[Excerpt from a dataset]
## start

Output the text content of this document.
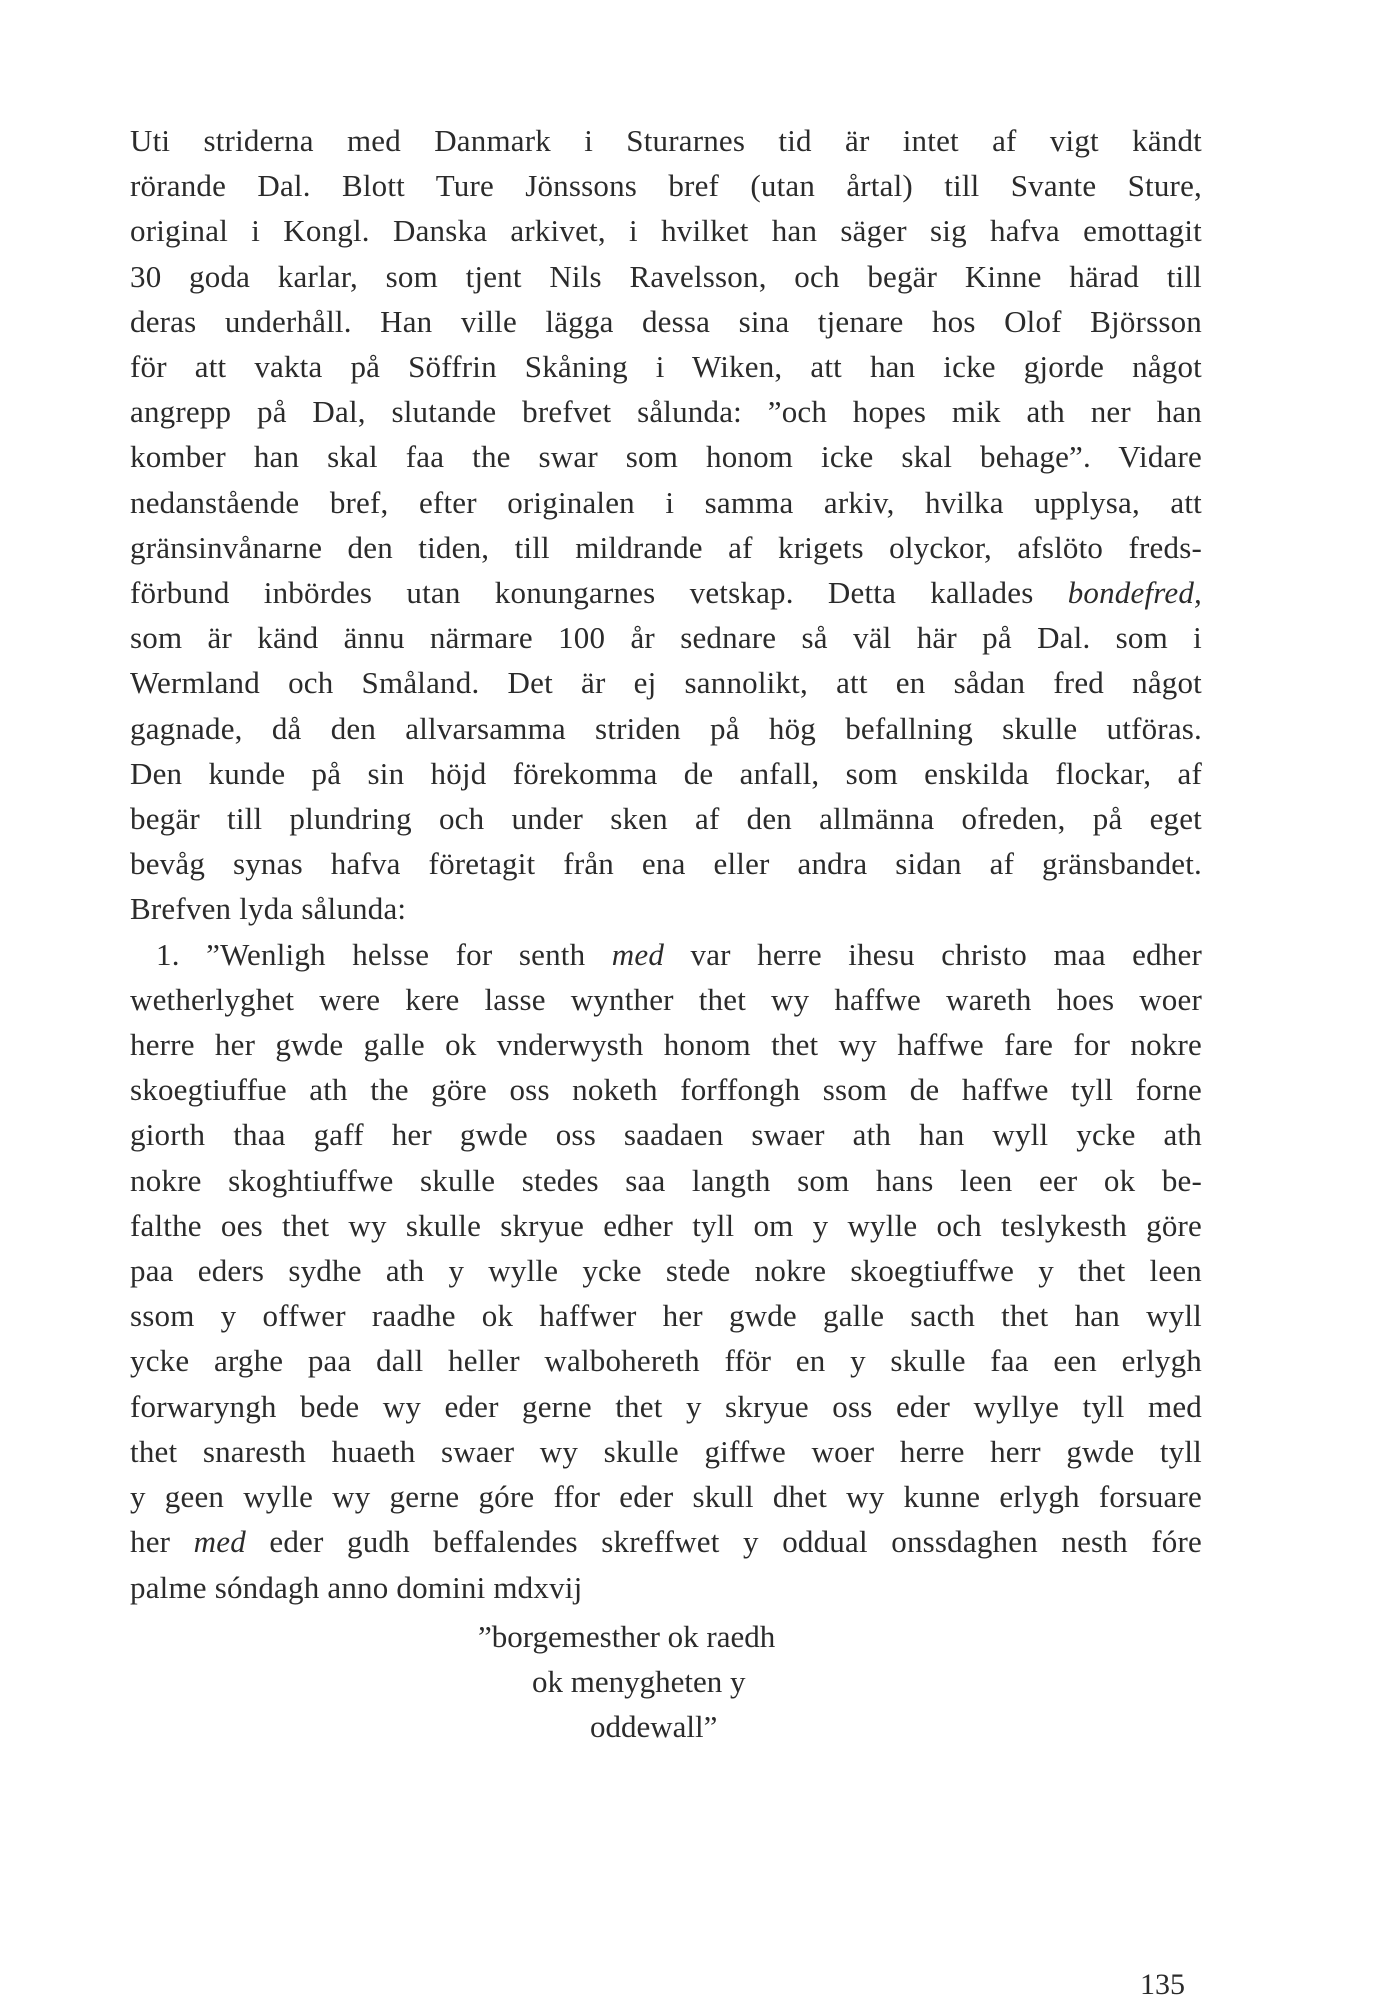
Uti striderna med Danmark i Sturarnes tid är intet af vigt kändt
rörande Dal. Blott Ture Jönssons bref (utan årtal) till Svante Sture,
original i Kongl. Danska arkivet, i hvilket han säger sig hafva emottagit
30 goda karlar, som tjent Nils Ravelsson, och begär Kinne härad till
deras underhåll. Han ville lägga dessa sina tjenare hos Olof Björsson
för att vakta på Söffrin Skåning i Wiken, att han icke gjorde något
angrepp på Dal, slutande brefvet sålunda: ”och hopes mik ath ner han
komber han skal faa the swar som honom icke skal behage”. Vidare
nedanstående bref, efter originalen i samma arkiv, hvilka upplysa, att
gränsinvånarne den tiden, till mildrande af krigets olyckor, afslöto freds-
förbund inbördes utan konungarnes vetskap. Detta kallades bondefred,
som är känd ännu närmare 100 år sednare så väl här på Dal. som i
Wermland och Småland. Det är ej sannolikt, att en sådan fred något
gagnade, då den allvarsamma striden på hög befallning skulle utföras.
Den kunde på sin höjd förekomma de anfall, som enskilda flockar, af
begär till plundring och under sken af den allmänna ofreden, på eget
bevåg synas hafva företagit från ena eller andra sidan af gränsbandet.
Brefven lyda sålunda:
1. ”Wenligh helsse for senth med var herre ihesu christo maa edher
wetherlyghet were kere lasse wynther thet wy haffwe wareth hoes woer
herre her gwde galle ok vnderwysth honom thet wy haffwe fare for nokre
skoegtiuffue ath the göre oss noketh forffongh ssom de haffwe tyll forne
giorth thaa gaff her gwde oss saadaen swaer ath han wyll ycke ath
nokre skoghtiuffwe skulle stedes saa langth som hans leen eer ok be-
falthe oes thet wy skulle skryue edher tyll om y wylle och teslykesth göre
paa eders sydhe ath y wylle ycke stede nokre skoegtiuffwe y thet leen
ssom y offwer raadhe ok haffwer her gwde galle sacth thet han wyll
ycke arghe paa dall heller walbohereth fför en y skulle faa een erlygh
forwaryngh bede wy eder gerne thet y skryue oss eder wyllye tyll med
thet snaresth huaeth swaer wy skulle giffwe woer herre herr gwde tyll
y geen wylle wy gerne góre ffor eder skull dhet wy kunne erlygh forsuare
her med eder gudh beffalendes skreffwet y oddual onssdaghen nesth fóre
palme sóndagh anno domini mdxvij
”borgemesther ok raedh
ok menygheten y
oddewall”
135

## end

_Stated task_. Identify the lines in the entries that hold "till" and return each one.

_Task result_.
rörande Dal. Blott Ture Jönssons bref (utan årtal) till Svante Sture,
30 goda karlar, som tjent Nils Ravelsson, och begär Kinne härad till
gränsinvånarne den tiden, till mildrande af krigets olyckor, afslöto freds-
begär till plundring och under sken af den allmänna ofreden, på eget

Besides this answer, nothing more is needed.